START Supplied information

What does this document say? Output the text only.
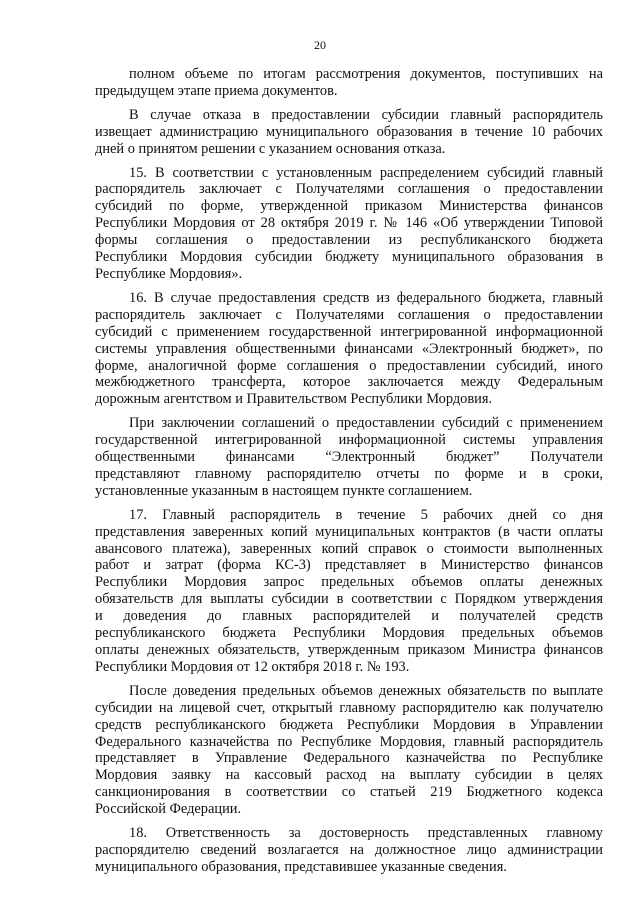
20
полном объеме по итогам рассмотрения документов, поступивших на
предыдущем этапе приема документов.
В случае отказа в предоставлении субсидии главный распорядитель
извещает администрацию муниципального образования в течение 10 рабочих
дней о принятом решении с указанием основания отказа.
15. В соответствии с установленным распределением субсидий главный
распорядитель заключает с Получателями соглашения о предоставлении
субсидий по форме, утвержденной приказом Министерства финансов
Республики Мордовия от 28 октября 2019 г. № 146 «Об утверждении Типовой
формы соглашения о предоставлении из республиканского бюджета
Республики Мордовия субсидии бюджету муниципального образования в
Республике Мордовия».
16. В случае предоставления средств из федерального бюджета, главный
распорядитель заключает с Получателями соглашения о предоставлении
субсидий с применением государственной интегрированной информационной
системы управления общественными финансами «Электронный бюджет», по
форме, аналогичной форме соглашения о предоставлении субсидий, иного
межбюджетного трансферта, которое заключается между Федеральным
дорожным агентством и Правительством Республики Мордовия.
При заключении соглашений о предоставлении субсидий с применением
государственной интегрированной информационной системы управления
общественными финансами “Электронный бюджет” Получатели
представляют главному распорядителю отчеты по форме и в сроки,
установленные указанным в настоящем пункте соглашением.
17. Главный распорядитель в течение 5 рабочих дней со дня
представления заверенных копий муниципальных контрактов (в части оплаты
авансового платежа), заверенных копий справок о стоимости выполненных
работ и затрат (форма КС-3) представляет в Министерство финансов
Республики Мордовия запрос предельных объемов оплаты денежных
обязательств для выплаты субсидии в соответствии с Порядком утверждения
и доведения до главных распорядителей и получателей средств
республиканского бюджета Республики Мордовия предельных объемов
оплаты денежных обязательств, утвержденным приказом Министра финансов
Республики Мордовия от 12 октября 2018 г. № 193.
После доведения предельных объемов денежных обязательств по выплате
субсидии на лицевой счет, открытый главному распорядителю как получателю
средств республиканского бюджета Республики Мордовия в Управлении
Федерального казначейства по Республике Мордовия, главный распорядитель
представляет в Управление Федерального казначейства по Республике
Мордовия заявку на кассовый расход на выплату субсидии в целях
санкционирования в соответствии со статьей 219 Бюджетного кодекса
Российской Федерации.
18. Ответственность за достоверность представленных главному
распорядителю сведений возлагается на должностное лицо администрации
муниципального образования, представившее указанные сведения.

END Supplied information

Leave out the pictures and return every record word for word.

● Complete output:
What does this document say? Output the text only.
20
полном объеме по итогам рассмотрения документов, поступивших на
предыдущем этапе приема документов.
В случае отказа в предоставлении субсидии главный распорядитель
извещает администрацию муниципального образования в течение 10 рабочих
дней о принятом решении с указанием основания отказа.
15. В соответствии с установленным распределением субсидий главный
распорядитель заключает с Получателями соглашения о предоставлении
субсидий по форме, утвержденной приказом Министерства финансов
Республики Мордовия от 28 октября 2019 г. № 146 «Об утверждении Типовой
формы соглашения о предоставлении из республиканского бюджета
Республики Мордовия субсидии бюджету муниципального образования в
Республике Мордовия».
16. В случае предоставления средств из федерального бюджета, главный
распорядитель заключает с Получателями соглашения о предоставлении
субсидий с применением государственной интегрированной информационной
системы управления общественными финансами «Электронный бюджет», по
форме, аналогичной форме соглашения о предоставлении субсидий, иного
межбюджетного трансферта, которое заключается между Федеральным
дорожным агентством и Правительством Республики Мордовия.
При заключении соглашений о предоставлении субсидий с применением
государственной интегрированной информационной системы управления
общественными финансами “Электронный бюджет” Получатели
представляют главному распорядителю отчеты по форме и в сроки,
установленные указанным в настоящем пункте соглашением.
17. Главный распорядитель в течение 5 рабочих дней со дня
представления заверенных копий муниципальных контрактов (в части оплаты
авансового платежа), заверенных копий справок о стоимости выполненных
работ и затрат (форма КС-3) представляет в Министерство финансов
Республики Мордовия запрос предельных объемов оплаты денежных
обязательств для выплаты субсидии в соответствии с Порядком утверждения
и доведения до главных распорядителей и получателей средств
республиканского бюджета Республики Мордовия предельных объемов
оплаты денежных обязательств, утвержденным приказом Министра финансов
Республики Мордовия от 12 октября 2018 г. № 193.
После доведения предельных объемов денежных обязательств по выплате
субсидии на лицевой счет, открытый главному распорядителю как получателю
средств республиканского бюджета Республики Мордовия в Управлении
Федерального казначейства по Республике Мордовия, главный распорядитель
представляет в Управление Федерального казначейства по Республике
Мордовия заявку на кассовый расход на выплату субсидии в целях
санкционирования в соответствии со статьей 219 Бюджетного кодекса
Российской Федерации.
18. Ответственность за достоверность представленных главному
распорядителю сведений возлагается на должностное лицо администрации
муниципального образования, представившее указанные сведения.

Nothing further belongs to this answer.